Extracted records
*****

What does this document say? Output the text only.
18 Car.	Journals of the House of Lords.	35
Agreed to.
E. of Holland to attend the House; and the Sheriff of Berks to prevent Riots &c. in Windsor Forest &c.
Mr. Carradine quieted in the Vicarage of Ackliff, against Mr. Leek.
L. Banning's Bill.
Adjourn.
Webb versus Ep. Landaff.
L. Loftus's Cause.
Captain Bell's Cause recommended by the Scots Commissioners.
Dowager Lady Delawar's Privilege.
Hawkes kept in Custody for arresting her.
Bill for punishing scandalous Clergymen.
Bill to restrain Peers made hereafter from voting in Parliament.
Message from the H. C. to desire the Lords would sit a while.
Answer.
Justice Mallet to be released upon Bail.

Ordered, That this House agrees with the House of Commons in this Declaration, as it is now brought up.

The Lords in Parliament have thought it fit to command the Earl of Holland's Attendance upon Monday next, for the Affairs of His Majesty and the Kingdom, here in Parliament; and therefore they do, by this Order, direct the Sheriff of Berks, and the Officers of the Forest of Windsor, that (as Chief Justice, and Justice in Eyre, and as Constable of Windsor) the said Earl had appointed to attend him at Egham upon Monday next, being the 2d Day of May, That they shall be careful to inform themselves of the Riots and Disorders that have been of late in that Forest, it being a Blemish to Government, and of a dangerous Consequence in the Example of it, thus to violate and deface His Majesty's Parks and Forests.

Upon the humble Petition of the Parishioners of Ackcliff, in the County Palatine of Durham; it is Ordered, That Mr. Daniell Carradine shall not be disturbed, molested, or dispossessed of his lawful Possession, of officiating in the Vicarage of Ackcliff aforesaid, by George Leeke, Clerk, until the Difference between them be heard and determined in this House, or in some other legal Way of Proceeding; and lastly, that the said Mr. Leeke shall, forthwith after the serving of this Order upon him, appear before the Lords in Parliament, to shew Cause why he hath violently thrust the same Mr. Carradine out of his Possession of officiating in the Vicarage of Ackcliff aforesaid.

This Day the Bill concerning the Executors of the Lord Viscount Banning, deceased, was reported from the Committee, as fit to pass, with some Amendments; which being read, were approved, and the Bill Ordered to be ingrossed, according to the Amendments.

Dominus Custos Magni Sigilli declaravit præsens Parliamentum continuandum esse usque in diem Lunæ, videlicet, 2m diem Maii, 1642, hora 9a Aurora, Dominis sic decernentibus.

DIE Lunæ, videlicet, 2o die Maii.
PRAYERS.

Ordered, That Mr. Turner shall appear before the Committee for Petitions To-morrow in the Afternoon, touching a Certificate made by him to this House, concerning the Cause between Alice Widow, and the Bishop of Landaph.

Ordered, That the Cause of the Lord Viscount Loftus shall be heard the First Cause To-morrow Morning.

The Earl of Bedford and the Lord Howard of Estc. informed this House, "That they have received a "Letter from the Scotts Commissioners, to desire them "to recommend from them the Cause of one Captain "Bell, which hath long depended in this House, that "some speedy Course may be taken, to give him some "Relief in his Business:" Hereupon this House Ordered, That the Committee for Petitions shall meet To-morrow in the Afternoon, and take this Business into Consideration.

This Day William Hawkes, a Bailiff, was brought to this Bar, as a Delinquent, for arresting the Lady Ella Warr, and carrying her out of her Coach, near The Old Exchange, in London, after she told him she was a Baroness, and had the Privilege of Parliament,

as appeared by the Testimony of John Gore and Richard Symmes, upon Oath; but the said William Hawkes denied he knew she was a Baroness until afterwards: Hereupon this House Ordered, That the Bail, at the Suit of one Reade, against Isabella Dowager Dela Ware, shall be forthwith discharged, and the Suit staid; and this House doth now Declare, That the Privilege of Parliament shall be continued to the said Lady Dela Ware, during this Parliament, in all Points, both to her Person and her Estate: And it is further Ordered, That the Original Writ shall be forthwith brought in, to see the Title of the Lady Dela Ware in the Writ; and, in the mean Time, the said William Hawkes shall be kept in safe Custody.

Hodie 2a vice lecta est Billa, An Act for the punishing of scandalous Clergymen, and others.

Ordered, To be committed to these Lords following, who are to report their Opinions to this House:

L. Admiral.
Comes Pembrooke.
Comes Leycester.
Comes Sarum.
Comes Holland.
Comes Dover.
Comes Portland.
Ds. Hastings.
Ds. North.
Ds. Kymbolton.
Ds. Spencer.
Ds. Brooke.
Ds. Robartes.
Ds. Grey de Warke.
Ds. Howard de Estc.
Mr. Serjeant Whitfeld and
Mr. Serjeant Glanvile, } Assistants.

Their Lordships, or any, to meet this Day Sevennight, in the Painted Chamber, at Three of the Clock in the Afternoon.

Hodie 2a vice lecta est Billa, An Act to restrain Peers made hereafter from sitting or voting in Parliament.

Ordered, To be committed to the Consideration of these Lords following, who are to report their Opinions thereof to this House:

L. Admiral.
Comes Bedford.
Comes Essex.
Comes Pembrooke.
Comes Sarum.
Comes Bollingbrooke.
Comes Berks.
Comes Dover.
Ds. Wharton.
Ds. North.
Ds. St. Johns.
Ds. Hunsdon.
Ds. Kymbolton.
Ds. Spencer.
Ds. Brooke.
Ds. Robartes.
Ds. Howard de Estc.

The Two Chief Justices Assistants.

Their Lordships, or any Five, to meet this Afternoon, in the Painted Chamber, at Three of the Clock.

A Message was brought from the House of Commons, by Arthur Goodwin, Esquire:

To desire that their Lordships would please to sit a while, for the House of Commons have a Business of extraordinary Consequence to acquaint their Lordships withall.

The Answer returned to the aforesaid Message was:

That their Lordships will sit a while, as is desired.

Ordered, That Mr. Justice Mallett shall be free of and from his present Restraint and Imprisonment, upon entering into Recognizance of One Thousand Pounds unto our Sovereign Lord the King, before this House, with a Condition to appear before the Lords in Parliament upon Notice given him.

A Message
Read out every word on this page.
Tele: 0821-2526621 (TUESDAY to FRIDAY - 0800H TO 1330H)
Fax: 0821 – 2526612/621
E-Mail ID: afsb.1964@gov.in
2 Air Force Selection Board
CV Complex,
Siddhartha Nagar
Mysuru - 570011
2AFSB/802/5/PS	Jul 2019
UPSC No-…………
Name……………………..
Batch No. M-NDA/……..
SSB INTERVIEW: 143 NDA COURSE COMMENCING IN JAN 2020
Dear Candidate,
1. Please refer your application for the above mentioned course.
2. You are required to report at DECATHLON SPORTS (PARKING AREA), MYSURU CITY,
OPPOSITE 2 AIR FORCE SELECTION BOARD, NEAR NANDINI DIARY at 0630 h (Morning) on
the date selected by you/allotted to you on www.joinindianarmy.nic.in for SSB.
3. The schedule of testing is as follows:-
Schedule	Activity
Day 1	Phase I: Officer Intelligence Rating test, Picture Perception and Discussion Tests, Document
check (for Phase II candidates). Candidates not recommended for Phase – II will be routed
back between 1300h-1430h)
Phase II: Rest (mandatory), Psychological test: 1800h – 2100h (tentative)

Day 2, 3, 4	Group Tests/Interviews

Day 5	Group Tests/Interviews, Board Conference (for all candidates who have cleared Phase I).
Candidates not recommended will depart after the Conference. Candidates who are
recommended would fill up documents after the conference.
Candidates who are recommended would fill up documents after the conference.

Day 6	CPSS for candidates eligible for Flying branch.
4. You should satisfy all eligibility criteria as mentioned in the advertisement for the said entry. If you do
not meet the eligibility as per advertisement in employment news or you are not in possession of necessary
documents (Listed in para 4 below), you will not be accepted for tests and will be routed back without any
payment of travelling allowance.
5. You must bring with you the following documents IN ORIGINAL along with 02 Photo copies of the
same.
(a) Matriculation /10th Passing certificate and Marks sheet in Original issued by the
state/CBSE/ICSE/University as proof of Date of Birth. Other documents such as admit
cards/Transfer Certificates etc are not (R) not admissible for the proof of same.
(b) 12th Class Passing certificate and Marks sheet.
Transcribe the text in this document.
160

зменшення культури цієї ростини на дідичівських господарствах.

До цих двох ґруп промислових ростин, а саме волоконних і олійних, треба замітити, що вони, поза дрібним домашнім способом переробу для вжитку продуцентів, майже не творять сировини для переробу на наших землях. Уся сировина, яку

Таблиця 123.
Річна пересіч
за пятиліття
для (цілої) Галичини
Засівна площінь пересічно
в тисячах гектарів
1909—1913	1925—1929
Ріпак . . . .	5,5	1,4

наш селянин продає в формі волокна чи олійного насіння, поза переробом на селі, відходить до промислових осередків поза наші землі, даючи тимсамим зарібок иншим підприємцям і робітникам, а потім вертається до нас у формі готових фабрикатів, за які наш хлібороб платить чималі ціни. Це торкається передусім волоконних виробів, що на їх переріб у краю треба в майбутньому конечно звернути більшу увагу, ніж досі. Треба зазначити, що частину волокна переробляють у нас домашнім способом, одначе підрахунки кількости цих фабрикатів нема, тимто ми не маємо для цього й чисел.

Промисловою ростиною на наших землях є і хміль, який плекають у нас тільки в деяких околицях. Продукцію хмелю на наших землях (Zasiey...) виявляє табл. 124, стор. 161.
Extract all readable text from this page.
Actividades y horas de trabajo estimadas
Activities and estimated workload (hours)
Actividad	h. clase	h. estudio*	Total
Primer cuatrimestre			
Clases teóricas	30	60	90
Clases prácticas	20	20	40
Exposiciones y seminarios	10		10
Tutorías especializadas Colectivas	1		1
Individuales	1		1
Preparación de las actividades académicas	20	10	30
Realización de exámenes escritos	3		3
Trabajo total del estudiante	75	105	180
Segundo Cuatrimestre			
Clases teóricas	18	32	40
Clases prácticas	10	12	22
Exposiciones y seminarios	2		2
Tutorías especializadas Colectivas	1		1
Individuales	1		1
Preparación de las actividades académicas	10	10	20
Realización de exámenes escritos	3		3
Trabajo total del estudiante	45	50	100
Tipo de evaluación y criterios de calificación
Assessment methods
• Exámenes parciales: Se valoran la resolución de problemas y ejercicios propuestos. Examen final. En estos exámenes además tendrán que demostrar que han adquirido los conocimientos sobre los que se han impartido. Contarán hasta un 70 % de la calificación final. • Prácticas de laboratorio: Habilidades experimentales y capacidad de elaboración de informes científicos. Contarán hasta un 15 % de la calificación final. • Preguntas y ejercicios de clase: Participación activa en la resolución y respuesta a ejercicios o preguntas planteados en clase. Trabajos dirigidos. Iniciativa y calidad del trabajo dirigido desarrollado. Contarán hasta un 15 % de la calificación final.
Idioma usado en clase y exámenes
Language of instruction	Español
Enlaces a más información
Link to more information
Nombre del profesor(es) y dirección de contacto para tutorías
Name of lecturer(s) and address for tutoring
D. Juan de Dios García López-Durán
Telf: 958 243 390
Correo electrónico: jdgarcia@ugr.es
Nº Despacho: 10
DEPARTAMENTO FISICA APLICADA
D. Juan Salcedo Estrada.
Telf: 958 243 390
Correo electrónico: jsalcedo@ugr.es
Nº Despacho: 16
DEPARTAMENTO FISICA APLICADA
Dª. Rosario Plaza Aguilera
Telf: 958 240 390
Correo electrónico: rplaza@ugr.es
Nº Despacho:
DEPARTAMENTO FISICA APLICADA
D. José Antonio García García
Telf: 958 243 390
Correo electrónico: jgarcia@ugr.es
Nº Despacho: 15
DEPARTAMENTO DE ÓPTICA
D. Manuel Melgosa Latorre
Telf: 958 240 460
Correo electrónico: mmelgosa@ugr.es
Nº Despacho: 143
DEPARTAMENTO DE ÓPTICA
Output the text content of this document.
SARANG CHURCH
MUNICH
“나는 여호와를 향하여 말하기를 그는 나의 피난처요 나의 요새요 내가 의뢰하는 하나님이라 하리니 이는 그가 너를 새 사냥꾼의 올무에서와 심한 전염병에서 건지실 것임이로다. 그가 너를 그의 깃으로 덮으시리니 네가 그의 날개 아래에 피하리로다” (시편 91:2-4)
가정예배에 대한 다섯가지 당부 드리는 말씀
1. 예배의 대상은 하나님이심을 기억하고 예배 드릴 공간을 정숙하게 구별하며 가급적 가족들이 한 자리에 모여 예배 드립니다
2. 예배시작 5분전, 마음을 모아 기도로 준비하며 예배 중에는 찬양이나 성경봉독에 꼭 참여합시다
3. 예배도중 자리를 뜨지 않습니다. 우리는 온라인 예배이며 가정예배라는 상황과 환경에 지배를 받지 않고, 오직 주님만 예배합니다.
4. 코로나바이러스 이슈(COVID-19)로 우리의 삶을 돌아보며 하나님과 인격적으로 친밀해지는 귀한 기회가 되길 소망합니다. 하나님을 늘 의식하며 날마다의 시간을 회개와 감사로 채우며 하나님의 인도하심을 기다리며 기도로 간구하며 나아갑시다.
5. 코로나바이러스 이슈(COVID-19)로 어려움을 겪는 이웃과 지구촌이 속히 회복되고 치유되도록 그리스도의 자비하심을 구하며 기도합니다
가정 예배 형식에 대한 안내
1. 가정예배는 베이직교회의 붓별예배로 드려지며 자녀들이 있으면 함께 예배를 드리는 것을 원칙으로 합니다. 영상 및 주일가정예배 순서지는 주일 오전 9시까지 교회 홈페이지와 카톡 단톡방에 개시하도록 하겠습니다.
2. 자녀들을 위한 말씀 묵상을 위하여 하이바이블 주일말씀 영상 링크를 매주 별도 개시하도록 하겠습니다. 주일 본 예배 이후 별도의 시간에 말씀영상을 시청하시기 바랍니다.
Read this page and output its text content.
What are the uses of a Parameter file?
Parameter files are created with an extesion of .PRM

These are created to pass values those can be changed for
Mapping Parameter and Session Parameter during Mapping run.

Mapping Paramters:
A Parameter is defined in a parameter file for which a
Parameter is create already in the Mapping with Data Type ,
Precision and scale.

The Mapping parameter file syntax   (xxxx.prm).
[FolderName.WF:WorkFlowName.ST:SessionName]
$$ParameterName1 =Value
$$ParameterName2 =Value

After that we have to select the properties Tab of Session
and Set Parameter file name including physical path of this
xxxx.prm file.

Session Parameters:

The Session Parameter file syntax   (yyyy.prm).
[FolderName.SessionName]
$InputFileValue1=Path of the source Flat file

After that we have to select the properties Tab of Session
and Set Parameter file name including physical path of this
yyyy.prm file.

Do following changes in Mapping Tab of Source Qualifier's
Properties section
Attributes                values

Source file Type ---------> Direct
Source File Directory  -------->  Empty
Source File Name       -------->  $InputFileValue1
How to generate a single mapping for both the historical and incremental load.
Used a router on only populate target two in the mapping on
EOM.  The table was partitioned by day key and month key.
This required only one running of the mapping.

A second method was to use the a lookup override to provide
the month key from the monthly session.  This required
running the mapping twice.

*****

* _Task requirements_
Collect every line with the string "COVID" from the records, and copy each.

* _The solution_
4. 코로나바이러스 이슈(COVID-19)로 우리의 삶을 돌아보며 하나님과 인격적으로 친밀해지는 귀한 기회가 되길 소망합니다. 하나님을 늘 의식하며 날마다의 시간을 회개와 감사로 채우며 하나님의 인도하심을 기다리며 기도로 간구하며 나아갑시다.
5. 코로나바이러스 이슈(COVID-19)로 어려움을 겪는 이웃과 지구촌이 속히 회복되고 치유되도록 그리스도의 자비하심을 구하며 기도합니다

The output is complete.